-- START OF Entries shown --
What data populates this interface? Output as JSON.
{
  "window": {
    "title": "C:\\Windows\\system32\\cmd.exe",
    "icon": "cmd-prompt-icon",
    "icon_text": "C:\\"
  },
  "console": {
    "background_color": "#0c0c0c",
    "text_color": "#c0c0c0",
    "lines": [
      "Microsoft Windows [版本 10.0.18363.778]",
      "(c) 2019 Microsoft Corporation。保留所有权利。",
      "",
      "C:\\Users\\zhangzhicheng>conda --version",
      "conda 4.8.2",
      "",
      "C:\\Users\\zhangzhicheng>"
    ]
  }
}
-- END OF Entries shown --
• _The task_
The records above are to be repeated exactly, in their entirety.

• _Written response_
What data populates this interface? Output as JSON.
{
  "window": {
    "title": "C:\\Windows\\system32\\cmd.exe",
    "icon": "cmd-prompt-icon",
    "icon_text": "C:\\"
  },
  "console": {
    "background_color": "#0c0c0c",
    "text_color": "#c0c0c0",
    "lines": [
      "Microsoft Windows [版本 10.0.18363.778]",
      "(c) 2019 Microsoft Corporation。保留所有权利。",
      "",
      "C:\\Users\\zhangzhicheng>conda --version",
      "conda 4.8.2",
      "",
      "C:\\Users\\zhangzhicheng>"
    ]
  }
}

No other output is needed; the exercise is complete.